◆ Exercise objective ◆
Wherever the string "ansiedade" appears in the listing, copy that line.
-- begin Records supplied --
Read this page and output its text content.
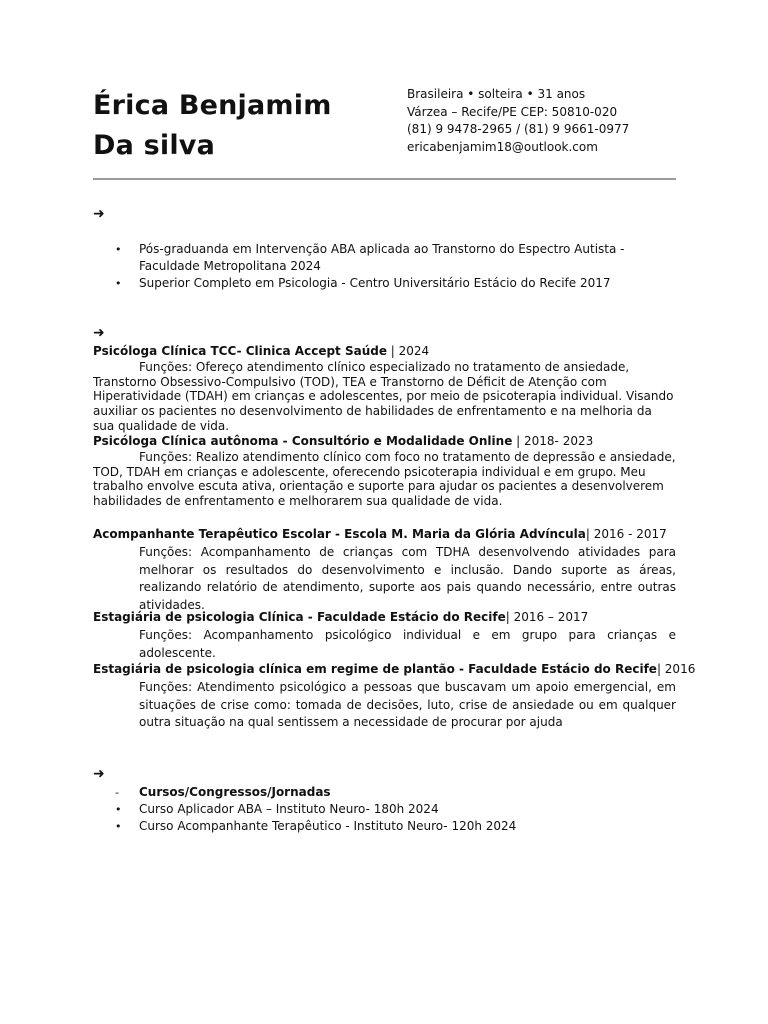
Érica Benjamim
Da silva
Brasileira • solteira • 31 anos
Várzea – Recife/PE CEP: 50810-020
(81) 9 9478-2965 / (81) 9 9661-0977
ericabenjamim18@outlook.com
➜
• Pós-graduanda em Intervenção ABA aplicada ao Transtorno do Espectro Autista -Faculdade Metropolitana 2024
• Superior Completo em Psicologia - Centro Universitário Estácio do Recife 2017
➜
Psicóloga Clínica TCC- Clinica Accept Saúde | 2024
Funções: Ofereço atendimento clínico especializado no tratamento de ansiedade, Transtorno Obsessivo-Compulsivo (TOD), TEA e Transtorno de Déficit de Atenção com Hiperatividade (TDAH) em crianças e adolescentes, por meio de psicoterapia individual. Visando auxiliar os pacientes no desenvolvimento de habilidades de enfrentamento e na melhoria da sua qualidade de vida.
Psicóloga Clínica autônoma - Consultório e Modalidade Online | 2018- 2023
Funções: Realizo atendimento clínico com foco no tratamento de depressão e ansiedade, TOD, TDAH em crianças e adolescente, oferecendo psicoterapia individual e em grupo. Meu trabalho envolve escuta ativa, orientação e suporte para ajudar os pacientes a desenvolverem habilidades de enfrentamento e melhorarem sua qualidade de vida.
Acompanhante Terapêutico Escolar - Escola M. Maria da Glória Advíncula| 2016 - 2017
Funções: Acompanhamento de crianças com TDHA desenvolvendo atividades para melhorar os resultados do desenvolvimento e inclusão. Dando suporte as áreas, realizando relatório de atendimento, suporte aos pais quando necessário, entre outras atividades.
Estagiária de psicologia Clínica - Faculdade Estácio do Recife| 2016 – 2017
Funções: Acompanhamento psicológico individual e em grupo para crianças e adolescente.
Estagiária de psicologia clínica em regime de plantão - Faculdade Estácio do Recife| 2016
Funções: Atendimento psicológico a pessoas que buscavam um apoio emergencial, em situações de crise como: tomada de decisões, luto, crise de ansiedade ou em qualquer outra situação na qual sentissem a necessidade de procurar por ajuda
➜
- Cursos/Congressos/Jornadas
• Curso Aplicador ABA – Instituto Neuro- 180h 2024
• Curso Acompanhante Terapêutico - Instituto Neuro- 120h 2024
-- end Records supplied --
◆ Completed task ◆
Funções: Ofereço atendimento clínico especializado no tratamento de ansiedade, Transtorno Obsessivo-Compulsivo (TOD), TEA e Transtorno de Déficit de Atenção com Hiperatividade (TDAH) em crianças e adolescentes, por meio de psicoterapia individual. Visando auxiliar os pacientes no desenvolvimento de habilidades de enfrentamento e na melhoria da sua qualidade de vida.
Funções: Realizo atendimento clínico com foco no tratamento de depressão e ansiedade, TOD, TDAH em crianças e adolescente, oferecendo psicoterapia individual e em grupo. Meu trabalho envolve escuta ativa, orientação e suporte para ajudar os pacientes a desenvolverem habilidades de enfrentamento e melhorarem sua qualidade de vida.
Funções: Atendimento psicológico a pessoas que buscavam um apoio emergencial, em situações de crise como: tomada de decisões, luto, crise de ansiedade ou em qualquer outra situação na qual sentissem a necessidade de procurar por ajuda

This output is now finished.